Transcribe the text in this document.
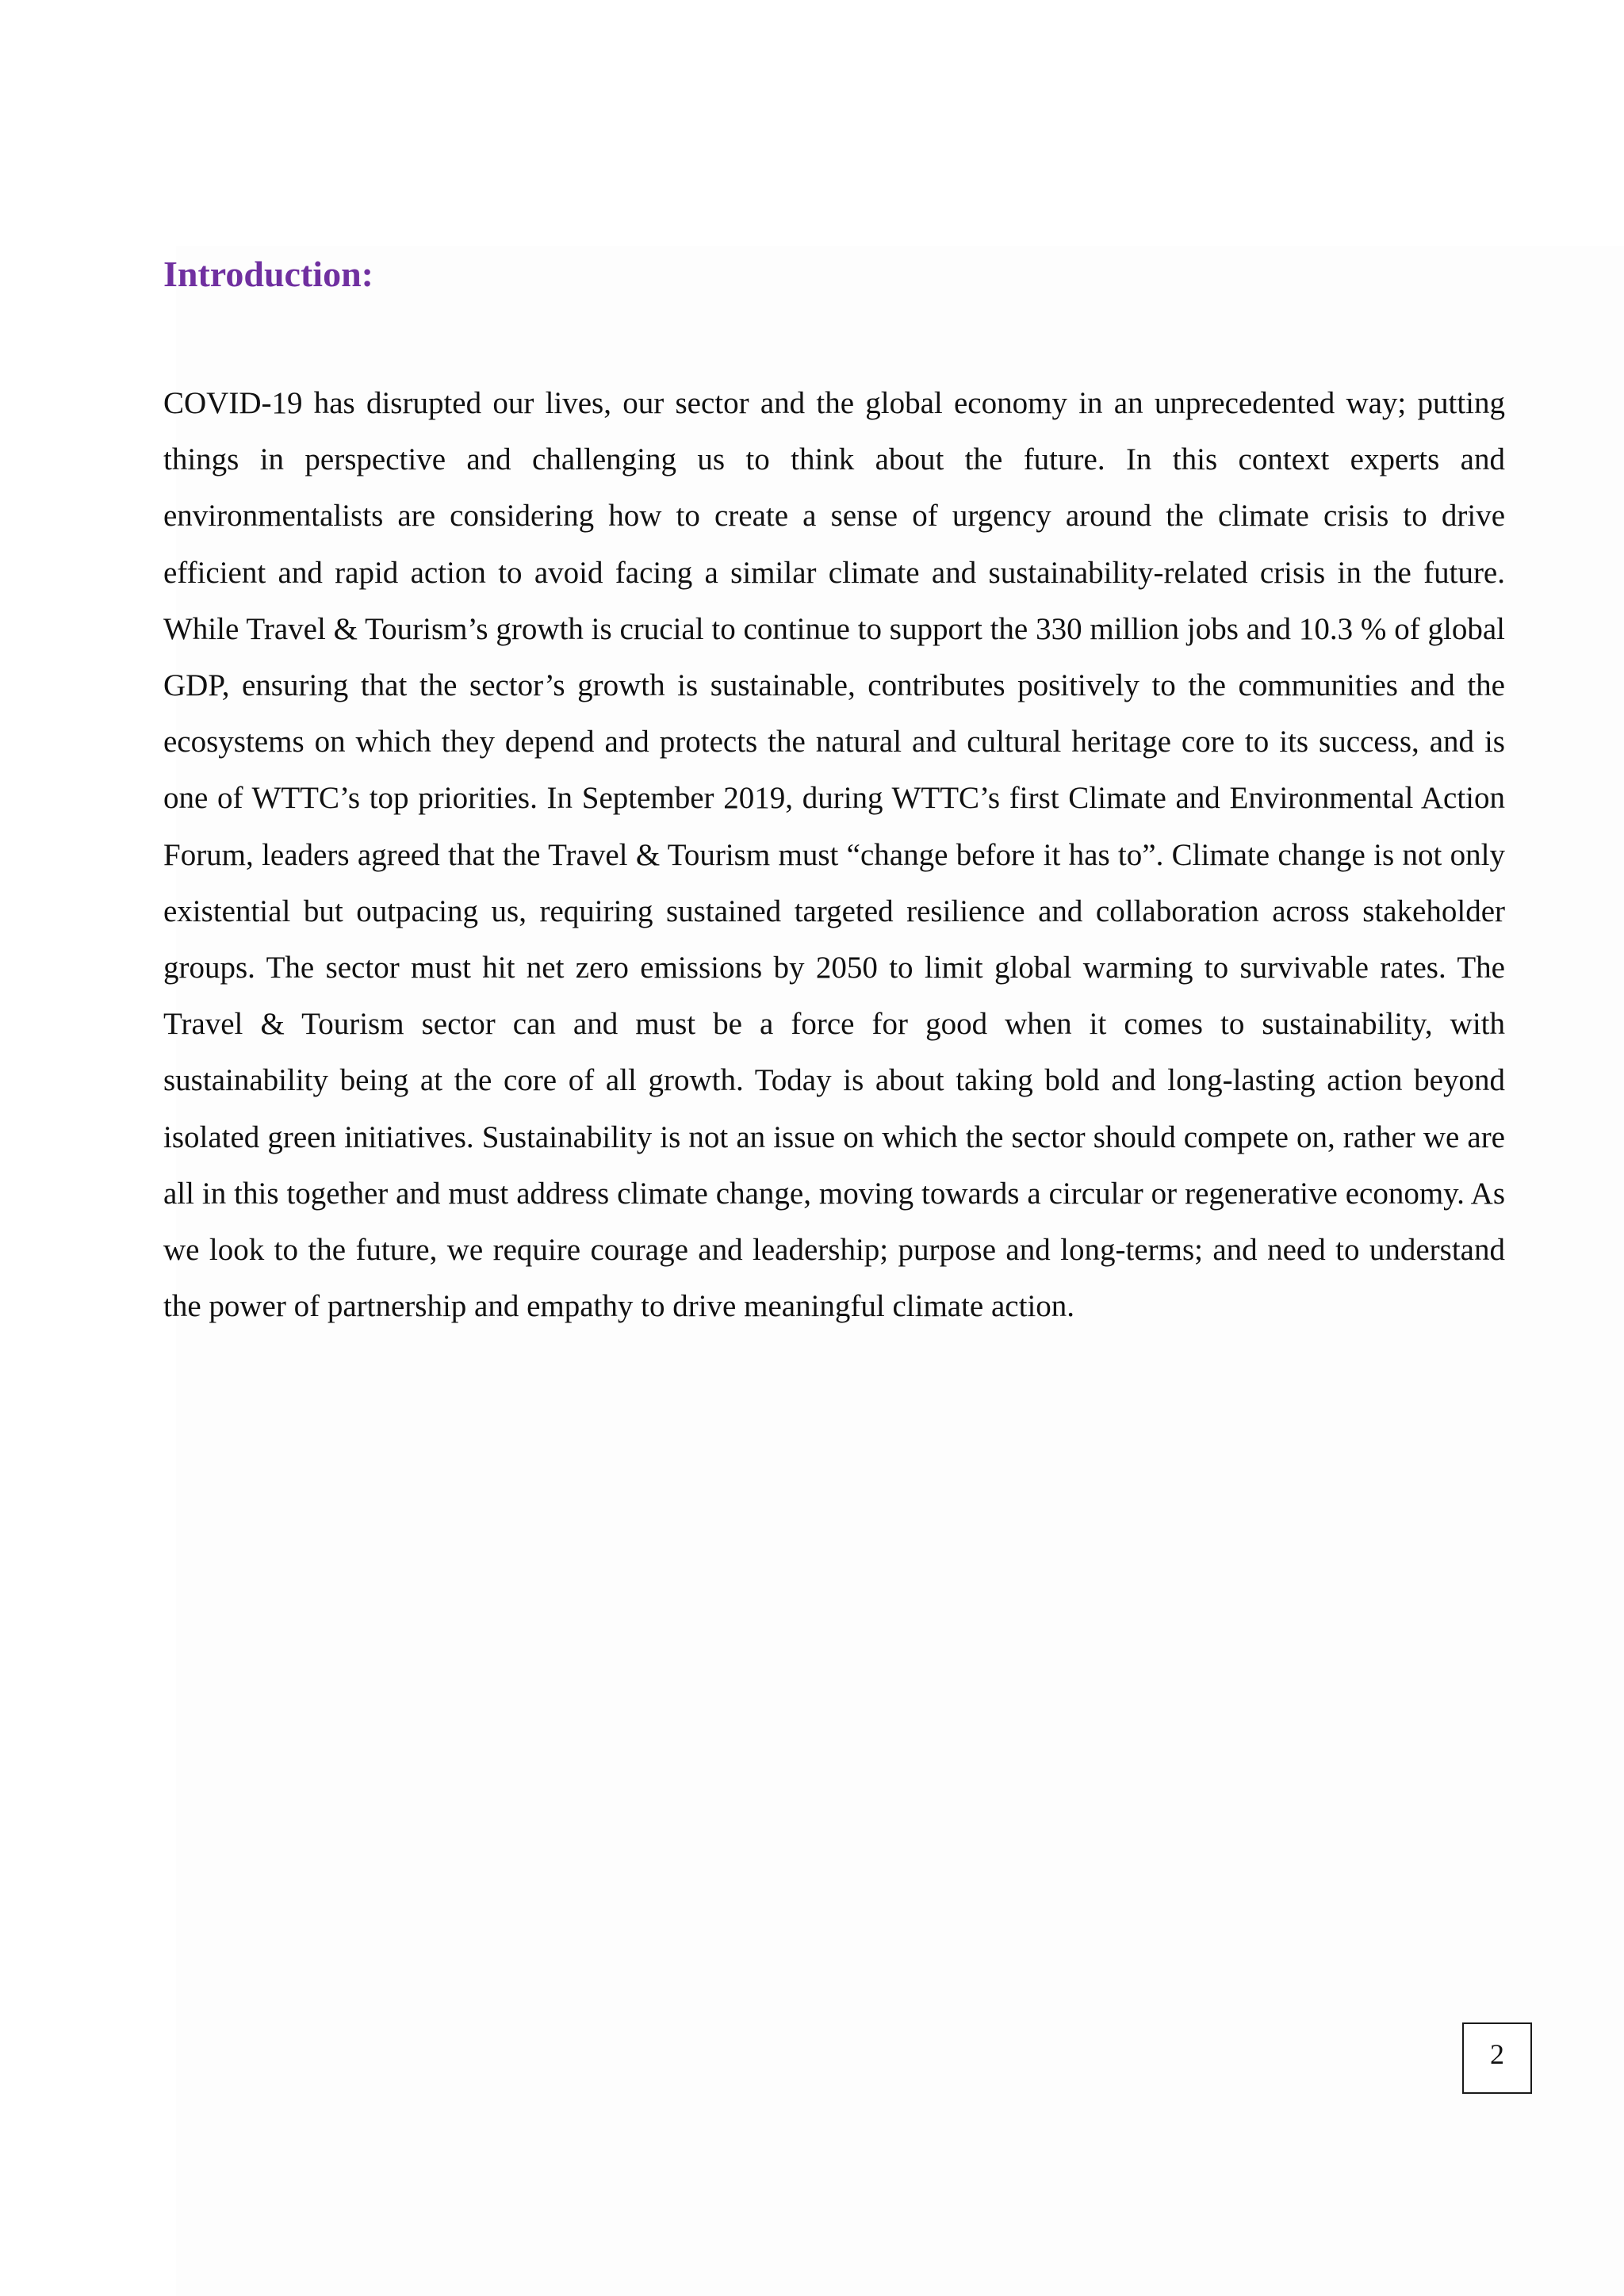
Introduction:

COVID-19 has disrupted our lives, our sector and the global economy in an unprecedented way; putting things in perspective and challenging us to think about the future. In this context experts and environmentalists are considering how to create a sense of urgency around the climate crisis to drive efficient and rapid action to avoid facing a similar climate and sustainability-related crisis in the future. While Travel & Tourism’s growth is crucial to continue to support the 330 million jobs and 10.3 % of global GDP, ensuring that the sector’s growth is sustainable, contributes positively to the communities and the ecosystems on which they depend and protects the natural and cultural heritage core to its success, and is one of WTTC’s top priorities. In September 2019, during WTTC’s first Climate and Environmental Action Forum, leaders agreed that the Travel & Tourism must “change before it has to”. Climate change is not only existential but outpacing us, requiring sustained targeted resilience and collaboration across stakeholder groups. The sector must hit net zero emissions by 2050 to limit global warming to survivable rates. The Travel & Tourism sector can and must be a force for good when it comes to sustainability, with sustainability being at the core of all growth. Today is about taking bold and long-lasting action beyond isolated green initiatives. Sustainability is not an issue on which the sector should compete on, rather we are all in this together and must address climate change, moving towards a circular or regenerative economy. As we look to the future, we require courage and leadership; purpose and long-terms; and need to understand the power of partnership and empathy to drive meaningful climate action.

2
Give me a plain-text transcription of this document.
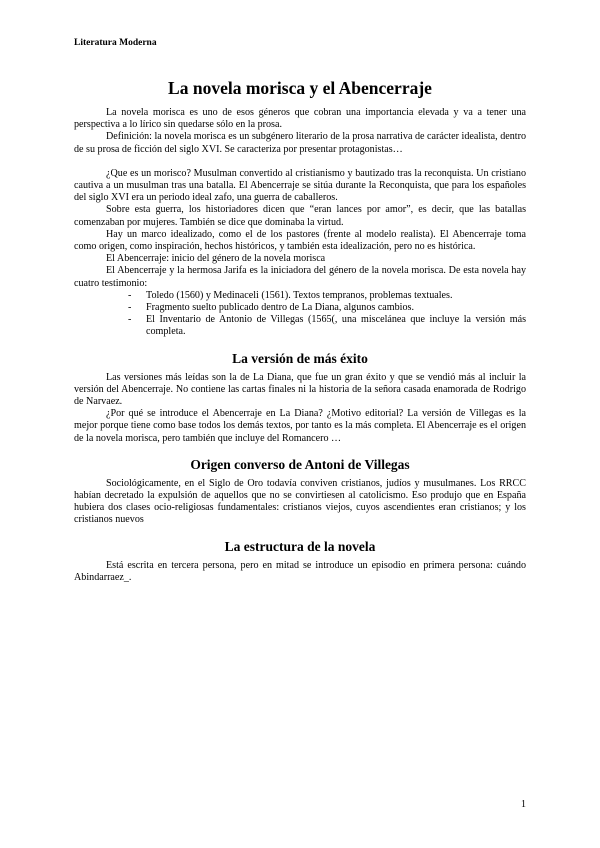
Literatura Moderna
La novela morisca y el Abencerraje

La novela morisca es uno de esos géneros que cobran una importancia elevada y va a tener una perspectiva a lo lírico sin quedarse sólo en la prosa.

Definición: la novela morisca es un subgénero literario de la prosa narrativa de carácter idealista, dentro de su prosa de ficción del siglo XVI. Se caracteriza por presentar protagonistas…

¿Que es un morisco? Musulman convertido al cristianismo y bautizado tras la reconquista. Un cristiano cautiva a un musulman tras una batalla. El Abencerraje se sitúa durante la Reconquista, que para los españoles del siglo XVI era un periodo ideal zafo, una guerra de caballeros.

Sobre esta guerra, los historiadores dicen que “eran lances por amor”, es decir, que las batallas comenzaban por mujeres. También se dice que dominaba la virtud.

Hay un marco idealizado, como el de los pastores (frente al modelo realista). El Abencerraje toma como origen, como inspiración, hechos históricos, y también esta idealización, pero no es histórica.

El Abencerraje: inicio del género de la novela morisca

El Abencerraje y la hermosa Jarifa es la iniciadora del género de la novela morisca. De esta novela hay cuatro testimonio:

- Toledo (1560) y Medinaceli (1561). Textos tempranos, problemas textuales.
- Fragmento suelto publicado dentro de La Diana, algunos cambios.
- El Inventario de Antonio de Villegas (1565(, una miscelánea que incluye la versión más completa.
La versión de más éxito

Las versiones más leídas son la de La Diana, que fue un gran éxito y que se vendió más al incluir la versión del Abencerraje. No contiene las cartas finales ni la historia de la señora casada enamorada de Rodrigo de Narvaez.

¿Por qué se introduce el Abencerraje en La Diana? ¿Motivo editorial? La versión de Villegas es la mejor porque tiene como base todos los demás textos, por tanto es la más completa. El Abencerraje es el origen de la novela morisca, pero también que incluye del Romancero …

Origen converso de Antoni de Villegas

Sociológicamente, en el Siglo de Oro todavía conviven cristianos, judíos y musulmanes. Los RRCC habían decretado la expulsión de aquellos que no se convirtiesen al catolicismo. Eso produjo que en España hubiera dos clases ocio-religiosas fundamentales: cristianos viejos, cuyos ascendientes eran cristianos; y los cristianos nuevos

La estructura de la novela

Está escrita en tercera persona, pero en mitad se introduce un episodio en primera persona: cuándo Abindarraez_.

1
==========
Repeat each line of the records above exactly, but do not copy the pictures.

Transcribe the text in this document.
Introduction:

COVID-19 has disrupted our lives, our sector and the global economy in an unprecedented way; putting things in perspective and challenging us to think about the future. In this context experts and environmentalists are considering how to create a sense of urgency around the climate crisis to drive efficient and rapid action to avoid facing a similar climate and sustainability-related crisis in the future. While Travel & Tourism’s growth is crucial to continue to support the 330 million jobs and 10.3 % of global GDP, ensuring that the sector’s growth is sustainable, contributes positively to the communities and the ecosystems on which they depend and protects the natural and cultural heritage core to its success, and is one of WTTC’s top priorities. In September 2019, during WTTC’s first Climate and Environmental Action Forum, leaders agreed that the Travel & Tourism must “change before it has to”. Climate change is not only existential but outpacing us, requiring sustained targeted resilience and collaboration across stakeholder groups. The sector must hit net zero emissions by 2050 to limit global warming to survivable rates. The Travel & Tourism sector can and must be a force for good when it comes to sustainability, with sustainability being at the core of all growth. Today is about taking bold and long-lasting action beyond isolated green initiatives. Sustainability is not an issue on which the sector should compete on, rather we are all in this together and must address climate change, moving towards a circular or regenerative economy. As we look to the future, we require courage and leadership; purpose and long-terms; and need to understand the power of partnership and empathy to drive meaningful climate action.

2
Give me a plain-text transcription of this document.
Literatura Moderna
La novela morisca y el Abencerraje

La novela morisca es uno de esos géneros que cobran una importancia elevada y va a tener una perspectiva a lo lírico sin quedarse sólo en la prosa.

Definición: la novela morisca es un subgénero literario de la prosa narrativa de carácter idealista, dentro de su prosa de ficción del siglo XVI. Se caracteriza por presentar protagonistas…

¿Que es un morisco? Musulman convertido al cristianismo y bautizado tras la reconquista. Un cristiano cautiva a un musulman tras una batalla. El Abencerraje se sitúa durante la Reconquista, que para los españoles del siglo XVI era un periodo ideal zafo, una guerra de caballeros.

Sobre esta guerra, los historiadores dicen que “eran lances por amor”, es decir, que las batallas comenzaban por mujeres. También se dice que dominaba la virtud.

Hay un marco idealizado, como el de los pastores (frente al modelo realista). El Abencerraje toma como origen, como inspiración, hechos históricos, y también esta idealización, pero no es histórica.

El Abencerraje: inicio del género de la novela morisca

El Abencerraje y la hermosa Jarifa es la iniciadora del género de la novela morisca. De esta novela hay cuatro testimonio:

- Toledo (1560) y Medinaceli (1561). Textos tempranos, problemas textuales.
- Fragmento suelto publicado dentro de La Diana, algunos cambios.
- El Inventario de Antonio de Villegas (1565(, una miscelánea que incluye la versión más completa.
La versión de más éxito

Las versiones más leídas son la de La Diana, que fue un gran éxito y que se vendió más al incluir la versión del Abencerraje. No contiene las cartas finales ni la historia de la señora casada enamorada de Rodrigo de Narvaez.

¿Por qué se introduce el Abencerraje en La Diana? ¿Motivo editorial? La versión de Villegas es la mejor porque tiene como base todos los demás textos, por tanto es la más completa. El Abencerraje es el origen de la novela morisca, pero también que incluye del Romancero …

Origen converso de Antoni de Villegas

Sociológicamente, en el Siglo de Oro todavía conviven cristianos, judíos y musulmanes. Los RRCC habían decretado la expulsión de aquellos que no se convirtiesen al catolicismo. Eso produjo que en España hubiera dos clases ocio-religiosas fundamentales: cristianos viejos, cuyos ascendientes eran cristianos; y los cristianos nuevos

La estructura de la novela

Está escrita en tercera persona, pero en mitad se introduce un episodio en primera persona: cuándo Abindarraez_.

1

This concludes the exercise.